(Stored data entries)
# # # # #
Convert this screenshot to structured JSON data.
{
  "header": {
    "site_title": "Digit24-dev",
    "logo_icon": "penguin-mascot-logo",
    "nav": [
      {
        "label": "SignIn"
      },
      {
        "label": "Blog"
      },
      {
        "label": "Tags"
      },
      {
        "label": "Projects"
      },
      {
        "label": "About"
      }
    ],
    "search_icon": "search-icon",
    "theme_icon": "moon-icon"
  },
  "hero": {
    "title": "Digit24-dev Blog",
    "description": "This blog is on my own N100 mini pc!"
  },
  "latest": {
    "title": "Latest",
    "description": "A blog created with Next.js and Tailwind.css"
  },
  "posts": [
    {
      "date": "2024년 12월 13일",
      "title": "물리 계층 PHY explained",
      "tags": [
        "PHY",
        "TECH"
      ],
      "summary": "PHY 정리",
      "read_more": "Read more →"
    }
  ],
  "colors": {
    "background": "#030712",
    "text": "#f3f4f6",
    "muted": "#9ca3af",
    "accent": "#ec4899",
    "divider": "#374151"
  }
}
# # # # #
> Job
Collect from the data above every line that includes "label".

> Full solution
        "label": "SignIn"
        "label": "Blog"
        "label": "Tags"
        "label": "Projects"
        "label": "About"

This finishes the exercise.